ENTRIES:
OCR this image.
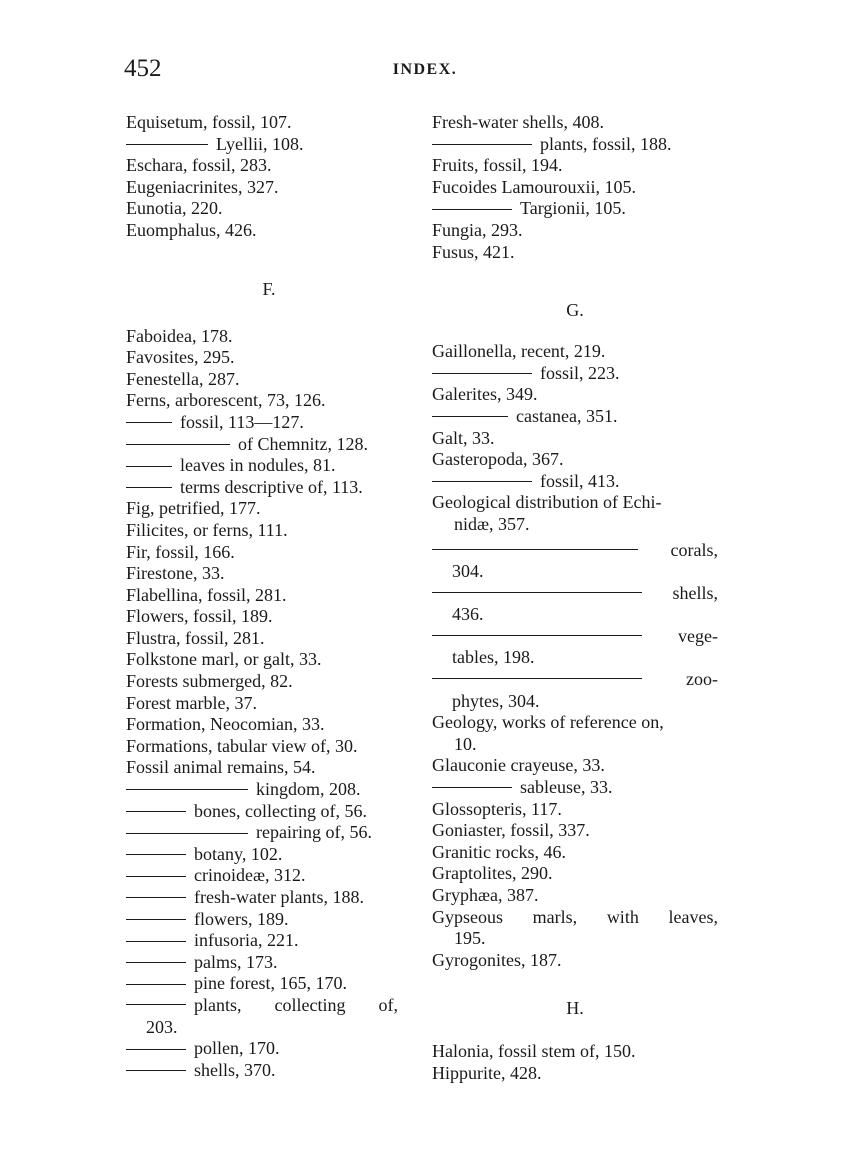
452	INDEX.
Equisetum, fossil, 107.
Lyellii, 108.
Eschara, fossil, 283.
Eugeniacrinites, 327.
Eunotia, 220.
Euomphalus, 426.
F.
Faboidea, 178.
Favosites, 295.
Fenestella, 287.
Ferns, arborescent, 73, 126.
fossil, 113—127.
of Chemnitz, 128.
leaves in nodules, 81.
terms descriptive of, 113.
Fig, petrified, 177.
Filicites, or ferns, 111.
Fir, fossil, 166.
Firestone, 33.
Flabellina, fossil, 281.
Flowers, fossil, 189.
Flustra, fossil, 281.
Folkstone marl, or galt, 33.
Forests submerged, 82.
Forest marble, 37.
Formation, Neocomian, 33.
Formations, tabular view of, 30.
Fossil animal remains, 54.
kingdom, 208.
bones, collecting of, 56.
repairing of, 56.
botany, 102.
crinoideæ, 312.
fresh-water plants, 188.
flowers, 189.
infusoria, 221.
palms, 173.
pine forest, 165, 170.
plants, collecting of,
203.
pollen, 170.
shells, 370.
Fresh-water shells, 408.
plants, fossil, 188.
Fruits, fossil, 194.
Fucoides Lamourouxii, 105.
Targionii, 105.
Fungia, 293.
Fusus, 421.
G.
Gaillonella, recent, 219.
fossil, 223.
Galerites, 349.
castanea, 351.
Galt, 33.
Gasteropoda, 367.
fossil, 413.
Geological distribution of Echi-
nidæ, 357.
corals,
304.
shells,
436.
vege-
tables, 198.
zoo-
phytes, 304.
Geology, works of reference on,
10.
Glauconie crayeuse, 33.
sableuse, 33.
Glossopteris, 117.
Goniaster, fossil, 337.
Granitic rocks, 46.
Graptolites, 290.
Gryphæa, 387.
Gypseous marls, with leaves,
195.
Gyrogonites, 187.
H.
Halonia, fossil stem of, 150.
Hippurite, 428.
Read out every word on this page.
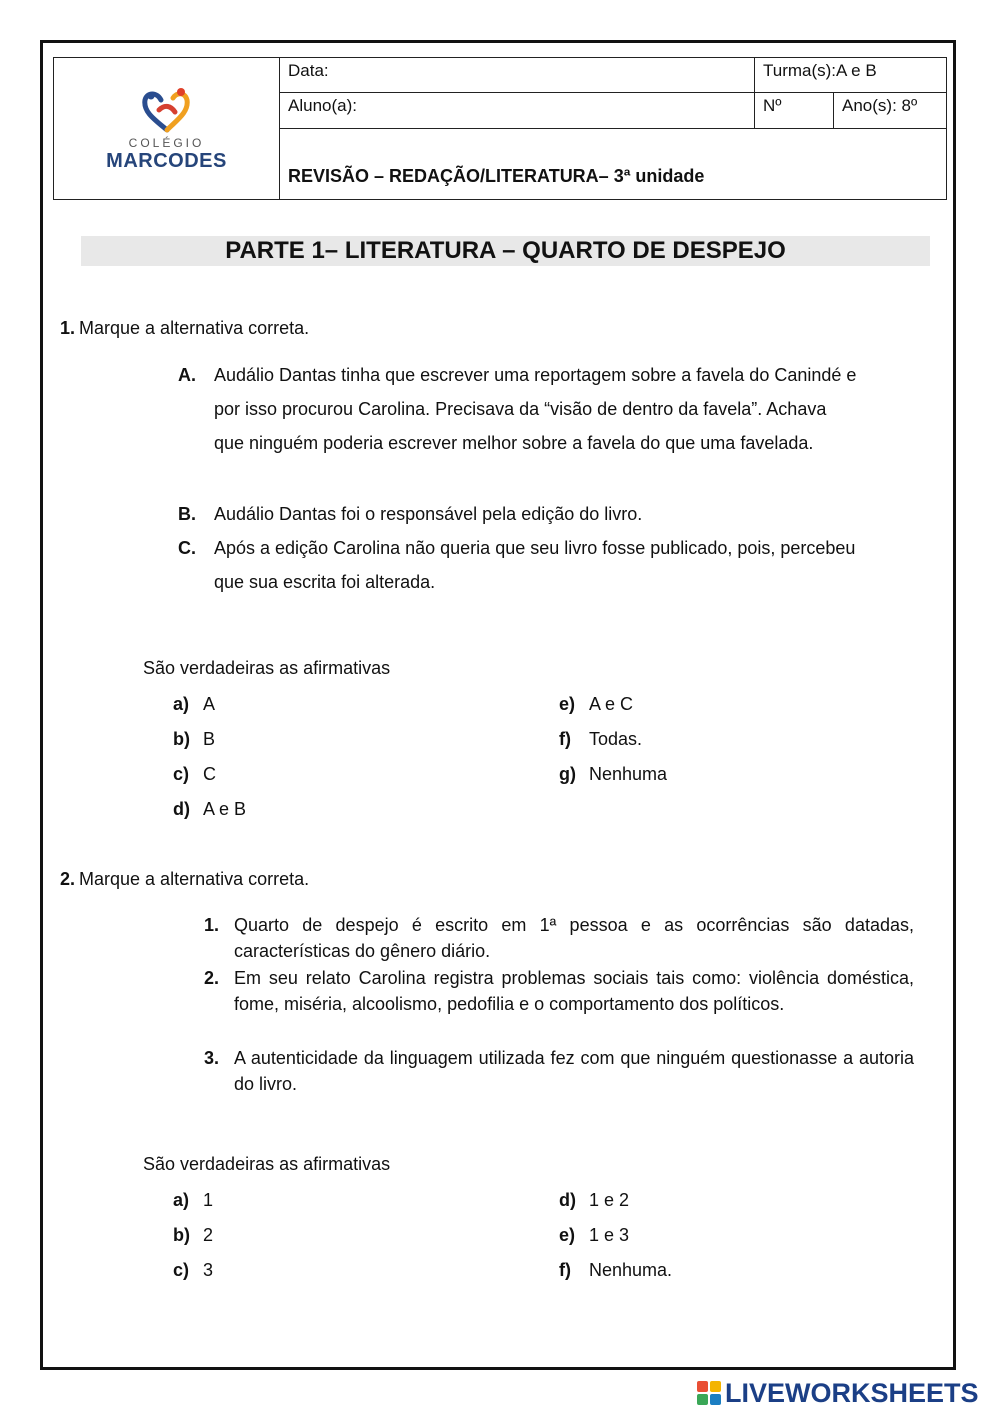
COLÉGIO
MARCODES	Data:	Turma(s):A e B	
	Aluno(a):	Nº	Ano(s): 8º
	REVISÃO – REDAÇÃO/LITERATURA– 3ª unidade		
PARTE 1– LITERATURA – QUARTO DE DESPEJO
1. Marque a alternativa correta.
A. Audálio Dantas tinha que escrever uma reportagem sobre a favela do Canindé e por isso procurou Carolina. Precisava da “visão de dentro da favela”. Achava que ninguém poderia escrever melhor sobre a favela do que uma favelada.
B. Audálio Dantas foi o responsável pela edição do livro.
C. Após a edição Carolina não queria que seu livro fosse publicado, pois, percebeu que sua escrita foi alterada.
São verdadeiras as afirmativas
a) A
b) B
c) C
d) A e B
e) A e C
f) Todas.
g) Nenhuma
2. Marque a alternativa correta.
1. Quarto de despejo é escrito em 1ª pessoa e as ocorrências são datadas, características do gênero diário.
2. Em seu relato Carolina registra problemas sociais tais como: violência doméstica, fome, miséria, alcoolismo, pedofilia e o comportamento dos políticos.
3. A autenticidade da linguagem utilizada fez com que ninguém questionasse a autoria do livro.
São verdadeiras as afirmativas
a) 1
b) 2
c) 3
d) 1 e 2
e) 1 e 3
f) Nenhuma.
LIVEWORKSHEETS
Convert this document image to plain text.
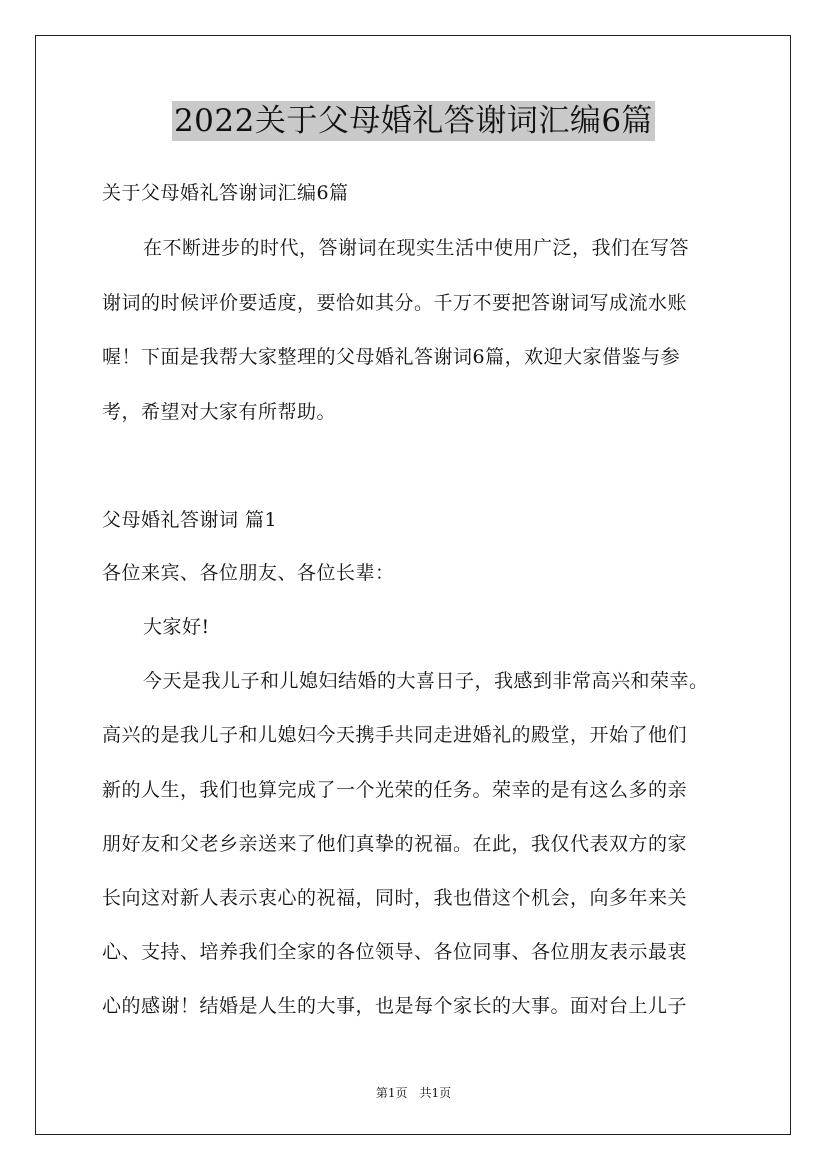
2022关于父母婚礼答谢词汇编6篇
关于父母婚礼答谢词汇编6篇
在不断进步的时代，答谢词在现实生活中使用广泛，我们在写答
谢词的时候评价要适度，要恰如其分。千万不要把答谢词写成流水账
喔！下面是我帮大家整理的父母婚礼答谢词6篇，欢迎大家借鉴与参
考，希望对大家有所帮助。
父母婚礼答谢词 篇1
各位来宾、各位朋友、各位长辈：
大家好!
今天是我儿子和儿媳妇结婚的大喜日子，我感到非常高兴和荣幸。
高兴的是我儿子和儿媳妇今天携手共同走进婚礼的殿堂，开始了他们
新的人生，我们也算完成了一个光荣的任务。荣幸的是有这么多的亲
朋好友和父老乡亲送来了他们真挚的祝福。在此，我仅代表双方的家
长向这对新人表示衷心的祝福，同时，我也借这个机会，向多年来关
心、支持、培养我们全家的各位领导、各位同事、各位朋友表示最衷
心的感谢！结婚是人生的大事，也是每个家长的大事。面对台上儿子
第1页　共1页
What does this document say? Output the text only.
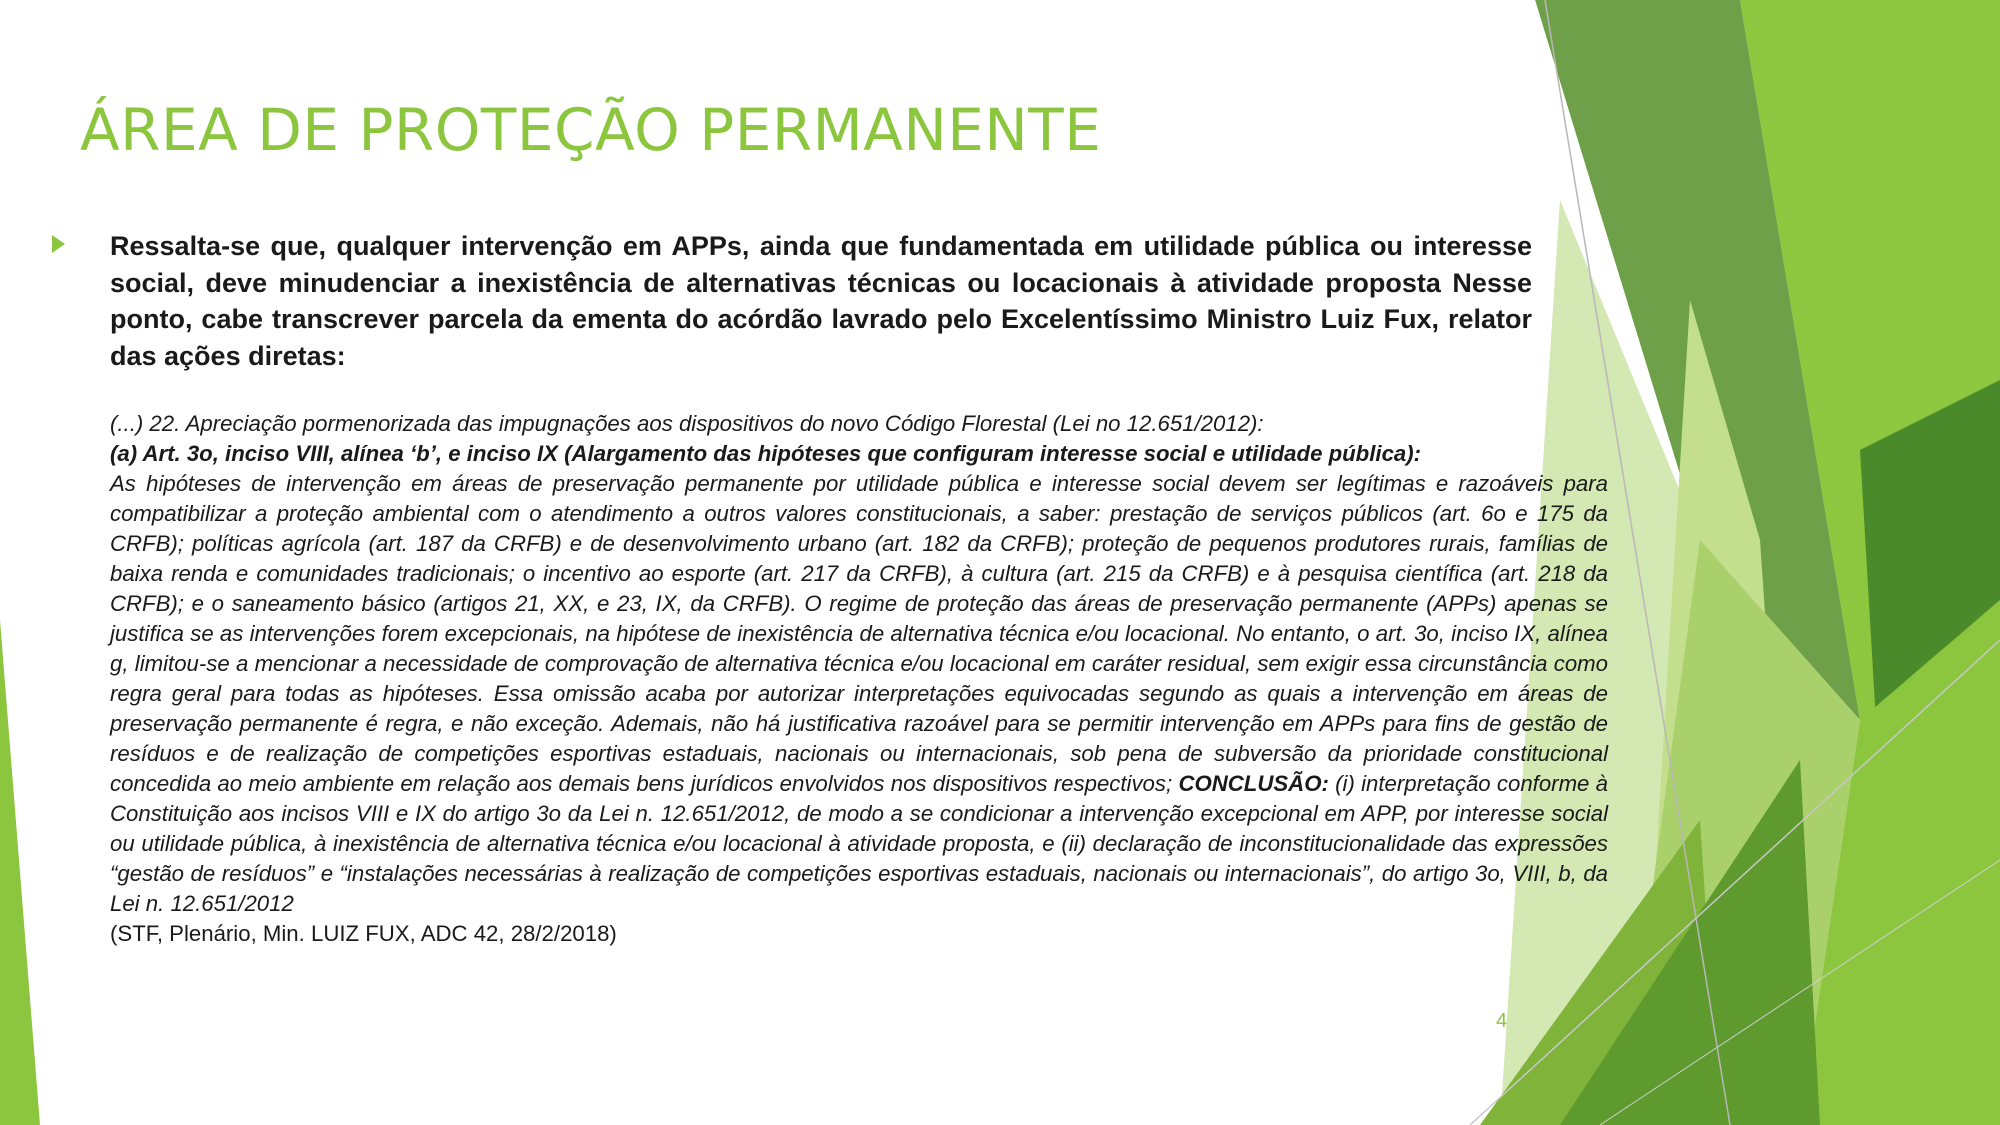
ÁREA DE PROTEÇÃO PERMANENTE
Ressalta-se que, qualquer intervenção em APPs, ainda que fundamentada em utilidade pública ou interesse social, deve minudenciar a inexistência de alternativas técnicas ou locacionais à atividade proposta Nesse ponto, cabe transcrever parcela da ementa do acórdão lavrado pelo Excelentíssimo Ministro Luiz Fux, relator das ações diretas:

(...) 22. Apreciação pormenorizada das impugnações aos dispositivos do novo Código Florestal (Lei no 12.651/2012):

(a) Art. 3o, inciso VIII, alínea ‘b’, e inciso IX (Alargamento das hipóteses que configuram interesse social e utilidade pública):

As hipóteses de intervenção em áreas de preservação permanente por utilidade pública e interesse social devem ser legítimas e razoáveis para compatibilizar a proteção ambiental com o atendimento a outros valores constitucionais, a saber: prestação de serviços públicos (art. 6o e 175 da CRFB); políticas agrícola (art. 187 da CRFB) e de desenvolvimento urbano (art. 182 da CRFB); proteção de pequenos produtores rurais, famílias de baixa renda e comunidades tradicionais; o incentivo ao esporte (art. 217 da CRFB), à cultura (art. 215 da CRFB) e à pesquisa científica (art. 218 da CRFB); e o saneamento básico (artigos 21, XX, e 23, IX, da CRFB). O regime de proteção das áreas de preservação permanente (APPs) apenas se justifica se as intervenções forem excepcionais, na hipótese de inexistência de alternativa técnica e/ou locacional. No entanto, o art. 3o, inciso IX, alínea g, limitou-se a mencionar a necessidade de comprovação de alternativa técnica e/ou locacional em caráter residual, sem exigir essa circunstância como regra geral para todas as hipóteses. Essa omissão acaba por autorizar interpretações equivocadas segundo as quais a intervenção em áreas de preservação permanente é regra, e não exceção. Ademais, não há justificativa razoável para se permitir intervenção em APPs para fins de gestão de resíduos e de realização de competições esportivas estaduais, nacionais ou internacionais, sob pena de subversão da prioridade constitucional concedida ao meio ambiente em relação aos demais bens jurídicos envolvidos nos dispositivos respectivos; CONCLUSÃO: (i) interpretação conforme à Constituição aos incisos VIII e IX do artigo 3o da Lei n. 12.651/2012, de modo a se condicionar a intervenção excepcional em APP, por interesse social ou utilidade pública, à inexistência de alternativa técnica e/ou locacional à atividade proposta, e (ii) declaração de inconstitucionalidade das expressões “gestão de resíduos” e “instalações necessárias à realização de competições esportivas estaduais, nacionais ou internacionais”, do artigo 3o, VIII, b, da Lei n. 12.651/2012

(STF, Plenário, Min. LUIZ FUX, ADC 42, 28/2/2018)

4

WHAT THIS TASK INVOLVES: Search the data above for the string "leaves" and copy each line that has it.

SOLUTION TO THIS EXERCISE:
leaves in nodules, 81.
Gypseous marls, with leaves,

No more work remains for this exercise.